----- Input data
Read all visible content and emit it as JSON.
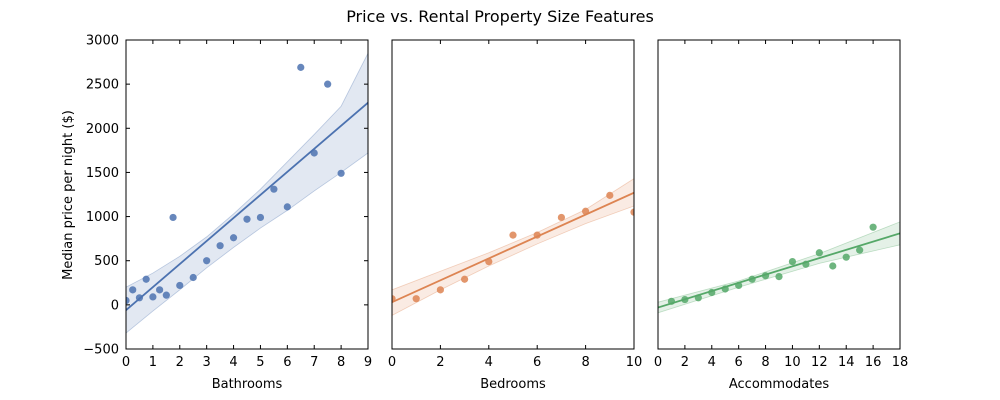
{
  "chart_data": {
    "title": "Price vs. Rental Property Size Features",
    "ylabel": "Median price per night ($)",
    "ylim": [
      -500,
      3000
    ],
    "yticks": [
      -500,
      0,
      500,
      1000,
      1500,
      2000,
      2500,
      3000
    ],
    "ytick_labels": [
      "−500",
      "0",
      "500",
      "1000",
      "1500",
      "2000",
      "2500",
      "3000"
    ],
    "panels": [
      {
        "type": "scatter",
        "xlabel": "Bathrooms",
        "xlim": [
          0,
          9
        ],
        "xticks": [
          0,
          1,
          2,
          3,
          4,
          5,
          6,
          7,
          8,
          9
        ],
        "color": "#4c72b0",
        "points": [
          {
            "x": 0,
            "y": 50
          },
          {
            "x": 0.25,
            "y": 170
          },
          {
            "x": 0.5,
            "y": 80
          },
          {
            "x": 0.75,
            "y": 290
          },
          {
            "x": 1,
            "y": 90
          },
          {
            "x": 1.25,
            "y": 170
          },
          {
            "x": 1.5,
            "y": 110
          },
          {
            "x": 1.75,
            "y": 990
          },
          {
            "x": 2,
            "y": 220
          },
          {
            "x": 2.5,
            "y": 310
          },
          {
            "x": 3,
            "y": 500
          },
          {
            "x": 3.5,
            "y": 670
          },
          {
            "x": 4,
            "y": 760
          },
          {
            "x": 4.5,
            "y": 970
          },
          {
            "x": 5,
            "y": 990
          },
          {
            "x": 5.5,
            "y": 1310
          },
          {
            "x": 6,
            "y": 1110
          },
          {
            "x": 6.5,
            "y": 2690
          },
          {
            "x": 7,
            "y": 1720
          },
          {
            "x": 7.5,
            "y": 2500
          },
          {
            "x": 8,
            "y": 1490
          }
        ],
        "fit": {
          "x0": 0,
          "y0": -60,
          "x1": 9,
          "y1": 2290
        },
        "ci": {
          "x": [
            0,
            1,
            2,
            3,
            4,
            5,
            6,
            7,
            8,
            9
          ],
          "lower": [
            -320,
            -70,
            170,
            420,
            650,
            870,
            1070,
            1290,
            1500,
            1720
          ],
          "upper": [
            200,
            360,
            550,
            770,
            1030,
            1310,
            1620,
            1930,
            2250,
            2850
          ]
        }
      },
      {
        "type": "scatter",
        "xlabel": "Bedrooms",
        "xlim": [
          0,
          10
        ],
        "xticks": [
          0,
          2,
          4,
          6,
          8,
          10
        ],
        "color": "#dd8452",
        "points": [
          {
            "x": 0,
            "y": 70
          },
          {
            "x": 1,
            "y": 70
          },
          {
            "x": 2,
            "y": 170
          },
          {
            "x": 3,
            "y": 290
          },
          {
            "x": 4,
            "y": 490
          },
          {
            "x": 5,
            "y": 790
          },
          {
            "x": 6,
            "y": 790
          },
          {
            "x": 7,
            "y": 990
          },
          {
            "x": 8,
            "y": 1060
          },
          {
            "x": 9,
            "y": 1240
          },
          {
            "x": 10,
            "y": 1050
          }
        ],
        "fit": {
          "x0": 0,
          "y0": 30,
          "x1": 10,
          "y1": 1270
        },
        "ci": {
          "x": [
            0,
            2,
            4,
            6,
            8,
            10
          ],
          "lower": [
            -120,
            170,
            440,
            690,
            920,
            1120
          ],
          "upper": [
            170,
            380,
            590,
            820,
            1080,
            1430
          ]
        }
      },
      {
        "type": "scatter",
        "xlabel": "Accommodates",
        "xlim": [
          0,
          18
        ],
        "xticks": [
          0,
          2,
          4,
          6,
          8,
          10,
          12,
          14,
          16,
          18
        ],
        "color": "#55a868",
        "points": [
          {
            "x": 1,
            "y": 40
          },
          {
            "x": 2,
            "y": 60
          },
          {
            "x": 3,
            "y": 80
          },
          {
            "x": 4,
            "y": 140
          },
          {
            "x": 5,
            "y": 180
          },
          {
            "x": 6,
            "y": 220
          },
          {
            "x": 7,
            "y": 290
          },
          {
            "x": 8,
            "y": 330
          },
          {
            "x": 9,
            "y": 320
          },
          {
            "x": 10,
            "y": 490
          },
          {
            "x": 11,
            "y": 460
          },
          {
            "x": 12,
            "y": 590
          },
          {
            "x": 13,
            "y": 440
          },
          {
            "x": 14,
            "y": 540
          },
          {
            "x": 15,
            "y": 620
          },
          {
            "x": 16,
            "y": 880
          }
        ],
        "fit": {
          "x0": 0,
          "y0": -30,
          "x1": 18,
          "y1": 810
        },
        "ci": {
          "x": [
            0,
            6,
            12,
            18
          ],
          "lower": [
            -90,
            200,
            470,
            680
          ],
          "upper": [
            30,
            270,
            580,
            940
          ]
        }
      }
    ]
  }
}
----------
§ The exercise:
Repeat the entries exactly. Pictures are excluded from the copy.

§ Result of this exercise:
Read all visible content and emit it as JSON.
{
  "chart_data": {
    "title": "Price vs. Rental Property Size Features",
    "ylabel": "Median price per night ($)",
    "ylim": [
      -500,
      3000
    ],
    "yticks": [
      -500,
      0,
      500,
      1000,
      1500,
      2000,
      2500,
      3000
    ],
    "ytick_labels": [
      "−500",
      "0",
      "500",
      "1000",
      "1500",
      "2000",
      "2500",
      "3000"
    ],
    "panels": [
      {
        "type": "scatter",
        "xlabel": "Bathrooms",
        "xlim": [
          0,
          9
        ],
        "xticks": [
          0,
          1,
          2,
          3,
          4,
          5,
          6,
          7,
          8,
          9
        ],
        "color": "#4c72b0",
        "points": [
          {
            "x": 0,
            "y": 50
          },
          {
            "x": 0.25,
            "y": 170
          },
          {
            "x": 0.5,
            "y": 80
          },
          {
            "x": 0.75,
            "y": 290
          },
          {
            "x": 1,
            "y": 90
          },
          {
            "x": 1.25,
            "y": 170
          },
          {
            "x": 1.5,
            "y": 110
          },
          {
            "x": 1.75,
            "y": 990
          },
          {
            "x": 2,
            "y": 220
          },
          {
            "x": 2.5,
            "y": 310
          },
          {
            "x": 3,
            "y": 500
          },
          {
            "x": 3.5,
            "y": 670
          },
          {
            "x": 4,
            "y": 760
          },
          {
            "x": 4.5,
            "y": 970
          },
          {
            "x": 5,
            "y": 990
          },
          {
            "x": 5.5,
            "y": 1310
          },
          {
            "x": 6,
            "y": 1110
          },
          {
            "x": 6.5,
            "y": 2690
          },
          {
            "x": 7,
            "y": 1720
          },
          {
            "x": 7.5,
            "y": 2500
          },
          {
            "x": 8,
            "y": 1490
          }
        ],
        "fit": {
          "x0": 0,
          "y0": -60,
          "x1": 9,
          "y1": 2290
        },
        "ci": {
          "x": [
            0,
            1,
            2,
            3,
            4,
            5,
            6,
            7,
            8,
            9
          ],
          "lower": [
            -320,
            -70,
            170,
            420,
            650,
            870,
            1070,
            1290,
            1500,
            1720
          ],
          "upper": [
            200,
            360,
            550,
            770,
            1030,
            1310,
            1620,
            1930,
            2250,
            2850
          ]
        }
      },
      {
        "type": "scatter",
        "xlabel": "Bedrooms",
        "xlim": [
          0,
          10
        ],
        "xticks": [
          0,
          2,
          4,
          6,
          8,
          10
        ],
        "color": "#dd8452",
        "points": [
          {
            "x": 0,
            "y": 70
          },
          {
            "x": 1,
            "y": 70
          },
          {
            "x": 2,
            "y": 170
          },
          {
            "x": 3,
            "y": 290
          },
          {
            "x": 4,
            "y": 490
          },
          {
            "x": 5,
            "y": 790
          },
          {
            "x": 6,
            "y": 790
          },
          {
            "x": 7,
            "y": 990
          },
          {
            "x": 8,
            "y": 1060
          },
          {
            "x": 9,
            "y": 1240
          },
          {
            "x": 10,
            "y": 1050
          }
        ],
        "fit": {
          "x0": 0,
          "y0": 30,
          "x1": 10,
          "y1": 1270
        },
        "ci": {
          "x": [
            0,
            2,
            4,
            6,
            8,
            10
          ],
          "lower": [
            -120,
            170,
            440,
            690,
            920,
            1120
          ],
          "upper": [
            170,
            380,
            590,
            820,
            1080,
            1430
          ]
        }
      },
      {
        "type": "scatter",
        "xlabel": "Accommodates",
        "xlim": [
          0,
          18
        ],
        "xticks": [
          0,
          2,
          4,
          6,
          8,
          10,
          12,
          14,
          16,
          18
        ],
        "color": "#55a868",
        "points": [
          {
            "x": 1,
            "y": 40
          },
          {
            "x": 2,
            "y": 60
          },
          {
            "x": 3,
            "y": 80
          },
          {
            "x": 4,
            "y": 140
          },
          {
            "x": 5,
            "y": 180
          },
          {
            "x": 6,
            "y": 220
          },
          {
            "x": 7,
            "y": 290
          },
          {
            "x": 8,
            "y": 330
          },
          {
            "x": 9,
            "y": 320
          },
          {
            "x": 10,
            "y": 490
          },
          {
            "x": 11,
            "y": 460
          },
          {
            "x": 12,
            "y": 590
          },
          {
            "x": 13,
            "y": 440
          },
          {
            "x": 14,
            "y": 540
          },
          {
            "x": 15,
            "y": 620
          },
          {
            "x": 16,
            "y": 880
          }
        ],
        "fit": {
          "x0": 0,
          "y0": -30,
          "x1": 18,
          "y1": 810
        },
        "ci": {
          "x": [
            0,
            6,
            12,
            18
          ],
          "lower": [
            -90,
            200,
            470,
            680
          ],
          "upper": [
            30,
            270,
            580,
            940
          ]
        }
      }
    ]
  }
}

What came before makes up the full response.